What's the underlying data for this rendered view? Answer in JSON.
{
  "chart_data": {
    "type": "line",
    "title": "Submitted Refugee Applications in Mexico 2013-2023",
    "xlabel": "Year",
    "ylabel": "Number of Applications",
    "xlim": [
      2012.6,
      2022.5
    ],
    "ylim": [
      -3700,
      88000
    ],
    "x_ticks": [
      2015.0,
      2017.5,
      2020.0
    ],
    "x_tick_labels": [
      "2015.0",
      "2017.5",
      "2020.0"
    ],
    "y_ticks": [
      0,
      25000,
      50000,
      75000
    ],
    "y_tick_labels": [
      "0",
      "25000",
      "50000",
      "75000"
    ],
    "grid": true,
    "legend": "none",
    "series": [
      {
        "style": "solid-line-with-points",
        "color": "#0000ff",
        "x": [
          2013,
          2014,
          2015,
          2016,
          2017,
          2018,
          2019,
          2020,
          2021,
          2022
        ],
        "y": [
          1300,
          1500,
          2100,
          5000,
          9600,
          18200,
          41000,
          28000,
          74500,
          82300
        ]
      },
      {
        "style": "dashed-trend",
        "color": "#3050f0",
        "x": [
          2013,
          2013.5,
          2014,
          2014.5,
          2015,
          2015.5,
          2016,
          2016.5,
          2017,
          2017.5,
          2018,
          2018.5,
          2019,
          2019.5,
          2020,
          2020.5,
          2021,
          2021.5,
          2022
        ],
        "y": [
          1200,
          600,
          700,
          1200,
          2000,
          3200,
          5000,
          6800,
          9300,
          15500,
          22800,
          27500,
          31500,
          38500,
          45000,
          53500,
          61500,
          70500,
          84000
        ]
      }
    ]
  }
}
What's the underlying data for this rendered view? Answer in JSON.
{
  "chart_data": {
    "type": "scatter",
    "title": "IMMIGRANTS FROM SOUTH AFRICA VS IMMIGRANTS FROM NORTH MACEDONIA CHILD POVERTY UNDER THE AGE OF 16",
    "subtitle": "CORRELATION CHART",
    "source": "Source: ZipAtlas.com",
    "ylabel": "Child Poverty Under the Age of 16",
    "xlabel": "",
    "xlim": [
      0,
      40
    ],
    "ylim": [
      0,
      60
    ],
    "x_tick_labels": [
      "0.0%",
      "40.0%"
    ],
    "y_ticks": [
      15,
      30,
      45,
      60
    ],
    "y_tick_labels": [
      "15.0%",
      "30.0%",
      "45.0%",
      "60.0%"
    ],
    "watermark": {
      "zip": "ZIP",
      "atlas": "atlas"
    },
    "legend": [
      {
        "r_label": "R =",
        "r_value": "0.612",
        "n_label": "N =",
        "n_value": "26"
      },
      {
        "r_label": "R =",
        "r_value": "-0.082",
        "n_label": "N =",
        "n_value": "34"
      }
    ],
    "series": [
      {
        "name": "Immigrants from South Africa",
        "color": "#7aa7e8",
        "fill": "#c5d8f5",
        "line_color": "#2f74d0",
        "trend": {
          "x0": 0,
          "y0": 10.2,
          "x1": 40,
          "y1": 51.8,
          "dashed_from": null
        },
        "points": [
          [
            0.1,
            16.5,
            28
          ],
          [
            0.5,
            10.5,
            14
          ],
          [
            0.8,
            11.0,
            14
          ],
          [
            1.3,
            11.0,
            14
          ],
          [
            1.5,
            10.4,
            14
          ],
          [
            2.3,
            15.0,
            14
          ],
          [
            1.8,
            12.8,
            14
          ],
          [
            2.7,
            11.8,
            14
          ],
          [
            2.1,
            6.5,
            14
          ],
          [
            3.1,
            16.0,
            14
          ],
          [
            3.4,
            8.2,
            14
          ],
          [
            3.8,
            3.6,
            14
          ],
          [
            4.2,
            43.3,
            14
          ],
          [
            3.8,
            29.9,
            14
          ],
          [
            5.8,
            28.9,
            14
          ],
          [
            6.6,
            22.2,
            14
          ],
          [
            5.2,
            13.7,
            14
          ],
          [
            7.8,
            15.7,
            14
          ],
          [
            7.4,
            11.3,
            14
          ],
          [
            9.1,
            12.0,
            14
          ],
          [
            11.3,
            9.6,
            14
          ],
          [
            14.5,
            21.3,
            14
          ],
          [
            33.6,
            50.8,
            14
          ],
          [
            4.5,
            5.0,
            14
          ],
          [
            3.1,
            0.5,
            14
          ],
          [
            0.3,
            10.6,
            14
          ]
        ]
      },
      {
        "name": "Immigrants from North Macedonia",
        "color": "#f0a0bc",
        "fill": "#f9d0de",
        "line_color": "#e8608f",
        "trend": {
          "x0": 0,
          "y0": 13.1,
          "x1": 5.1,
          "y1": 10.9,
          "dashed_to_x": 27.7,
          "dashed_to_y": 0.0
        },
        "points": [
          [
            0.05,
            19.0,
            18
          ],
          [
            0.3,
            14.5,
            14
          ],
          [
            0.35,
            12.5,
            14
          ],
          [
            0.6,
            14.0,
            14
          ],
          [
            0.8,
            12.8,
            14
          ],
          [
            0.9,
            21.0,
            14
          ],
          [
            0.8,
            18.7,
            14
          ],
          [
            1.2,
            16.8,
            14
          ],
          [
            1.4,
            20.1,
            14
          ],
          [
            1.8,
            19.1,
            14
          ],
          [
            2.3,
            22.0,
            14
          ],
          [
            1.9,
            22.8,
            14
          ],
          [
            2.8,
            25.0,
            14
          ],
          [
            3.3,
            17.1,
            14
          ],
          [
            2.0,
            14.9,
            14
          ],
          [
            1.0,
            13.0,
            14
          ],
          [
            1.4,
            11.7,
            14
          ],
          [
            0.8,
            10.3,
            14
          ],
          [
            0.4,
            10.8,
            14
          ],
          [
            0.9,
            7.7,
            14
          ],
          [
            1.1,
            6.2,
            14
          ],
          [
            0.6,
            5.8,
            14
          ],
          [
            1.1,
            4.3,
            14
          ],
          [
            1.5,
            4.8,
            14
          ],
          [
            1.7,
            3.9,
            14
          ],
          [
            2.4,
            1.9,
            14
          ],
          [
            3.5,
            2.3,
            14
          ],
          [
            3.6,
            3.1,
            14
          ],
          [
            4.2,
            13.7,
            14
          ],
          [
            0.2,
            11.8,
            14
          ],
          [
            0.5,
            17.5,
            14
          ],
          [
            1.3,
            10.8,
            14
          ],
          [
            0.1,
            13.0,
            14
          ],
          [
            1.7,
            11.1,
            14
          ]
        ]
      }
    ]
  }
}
====
## What the exercise asks
Give the records above again, word for word.

## Result below
What's the underlying data for this rendered view? Answer in JSON.
{
  "chart_data": {
    "type": "line",
    "title": "Submitted Refugee Applications in Mexico 2013-2023",
    "xlabel": "Year",
    "ylabel": "Number of Applications",
    "xlim": [
      2012.6,
      2022.5
    ],
    "ylim": [
      -3700,
      88000
    ],
    "x_ticks": [
      2015.0,
      2017.5,
      2020.0
    ],
    "x_tick_labels": [
      "2015.0",
      "2017.5",
      "2020.0"
    ],
    "y_ticks": [
      0,
      25000,
      50000,
      75000
    ],
    "y_tick_labels": [
      "0",
      "25000",
      "50000",
      "75000"
    ],
    "grid": true,
    "legend": "none",
    "series": [
      {
        "style": "solid-line-with-points",
        "color": "#0000ff",
        "x": [
          2013,
          2014,
          2015,
          2016,
          2017,
          2018,
          2019,
          2020,
          2021,
          2022
        ],
        "y": [
          1300,
          1500,
          2100,
          5000,
          9600,
          18200,
          41000,
          28000,
          74500,
          82300
        ]
      },
      {
        "style": "dashed-trend",
        "color": "#3050f0",
        "x": [
          2013,
          2013.5,
          2014,
          2014.5,
          2015,
          2015.5,
          2016,
          2016.5,
          2017,
          2017.5,
          2018,
          2018.5,
          2019,
          2019.5,
          2020,
          2020.5,
          2021,
          2021.5,
          2022
        ],
        "y": [
          1200,
          600,
          700,
          1200,
          2000,
          3200,
          5000,
          6800,
          9300,
          15500,
          22800,
          27500,
          31500,
          38500,
          45000,
          53500,
          61500,
          70500,
          84000
        ]
      }
    ]
  }
}
What's the underlying data for this rendered view? Answer in JSON.
{
  "chart_data": {
    "type": "scatter",
    "title": "IMMIGRANTS FROM SOUTH AFRICA VS IMMIGRANTS FROM NORTH MACEDONIA CHILD POVERTY UNDER THE AGE OF 16",
    "subtitle": "CORRELATION CHART",
    "source": "Source: ZipAtlas.com",
    "ylabel": "Child Poverty Under the Age of 16",
    "xlabel": "",
    "xlim": [
      0,
      40
    ],
    "ylim": [
      0,
      60
    ],
    "x_tick_labels": [
      "0.0%",
      "40.0%"
    ],
    "y_ticks": [
      15,
      30,
      45,
      60
    ],
    "y_tick_labels": [
      "15.0%",
      "30.0%",
      "45.0%",
      "60.0%"
    ],
    "watermark": {
      "zip": "ZIP",
      "atlas": "atlas"
    },
    "legend": [
      {
        "r_label": "R =",
        "r_value": "0.612",
        "n_label": "N =",
        "n_value": "26"
      },
      {
        "r_label": "R =",
        "r_value": "-0.082",
        "n_label": "N =",
        "n_value": "34"
      }
    ],
    "series": [
      {
        "name": "Immigrants from South Africa",
        "color": "#7aa7e8",
        "fill": "#c5d8f5",
        "line_color": "#2f74d0",
        "trend": {
          "x0": 0,
          "y0": 10.2,
          "x1": 40,
          "y1": 51.8,
          "dashed_from": null
        },
        "points": [
          [
            0.1,
            16.5,
            28
          ],
          [
            0.5,
            10.5,
            14
          ],
          [
            0.8,
            11.0,
            14
          ],
          [
            1.3,
            11.0,
            14
          ],
          [
            1.5,
            10.4,
            14
          ],
          [
            2.3,
            15.0,
            14
          ],
          [
            1.8,
            12.8,
            14
          ],
          [
            2.7,
            11.8,
            14
          ],
          [
            2.1,
            6.5,
            14
          ],
          [
            3.1,
            16.0,
            14
          ],
          [
            3.4,
            8.2,
            14
          ],
          [
            3.8,
            3.6,
            14
          ],
          [
            4.2,
            43.3,
            14
          ],
          [
            3.8,
            29.9,
            14
          ],
          [
            5.8,
            28.9,
            14
          ],
          [
            6.6,
            22.2,
            14
          ],
          [
            5.2,
            13.7,
            14
          ],
          [
            7.8,
            15.7,
            14
          ],
          [
            7.4,
            11.3,
            14
          ],
          [
            9.1,
            12.0,
            14
          ],
          [
            11.3,
            9.6,
            14
          ],
          [
            14.5,
            21.3,
            14
          ],
          [
            33.6,
            50.8,
            14
          ],
          [
            4.5,
            5.0,
            14
          ],
          [
            3.1,
            0.5,
            14
          ],
          [
            0.3,
            10.6,
            14
          ]
        ]
      },
      {
        "name": "Immigrants from North Macedonia",
        "color": "#f0a0bc",
        "fill": "#f9d0de",
        "line_color": "#e8608f",
        "trend": {
          "x0": 0,
          "y0": 13.1,
          "x1": 5.1,
          "y1": 10.9,
          "dashed_to_x": 27.7,
          "dashed_to_y": 0.0
        },
        "points": [
          [
            0.05,
            19.0,
            18
          ],
          [
            0.3,
            14.5,
            14
          ],
          [
            0.35,
            12.5,
            14
          ],
          [
            0.6,
            14.0,
            14
          ],
          [
            0.8,
            12.8,
            14
          ],
          [
            0.9,
            21.0,
            14
          ],
          [
            0.8,
            18.7,
            14
          ],
          [
            1.2,
            16.8,
            14
          ],
          [
            1.4,
            20.1,
            14
          ],
          [
            1.8,
            19.1,
            14
          ],
          [
            2.3,
            22.0,
            14
          ],
          [
            1.9,
            22.8,
            14
          ],
          [
            2.8,
            25.0,
            14
          ],
          [
            3.3,
            17.1,
            14
          ],
          [
            2.0,
            14.9,
            14
          ],
          [
            1.0,
            13.0,
            14
          ],
          [
            1.4,
            11.7,
            14
          ],
          [
            0.8,
            10.3,
            14
          ],
          [
            0.4,
            10.8,
            14
          ],
          [
            0.9,
            7.7,
            14
          ],
          [
            1.1,
            6.2,
            14
          ],
          [
            0.6,
            5.8,
            14
          ],
          [
            1.1,
            4.3,
            14
          ],
          [
            1.5,
            4.8,
            14
          ],
          [
            1.7,
            3.9,
            14
          ],
          [
            2.4,
            1.9,
            14
          ],
          [
            3.5,
            2.3,
            14
          ],
          [
            3.6,
            3.1,
            14
          ],
          [
            4.2,
            13.7,
            14
          ],
          [
            0.2,
            11.8,
            14
          ],
          [
            0.5,
            17.5,
            14
          ],
          [
            1.3,
            10.8,
            14
          ],
          [
            0.1,
            13.0,
            14
          ],
          [
            1.7,
            11.1,
            14
          ]
        ]
      }
    ]
  }
}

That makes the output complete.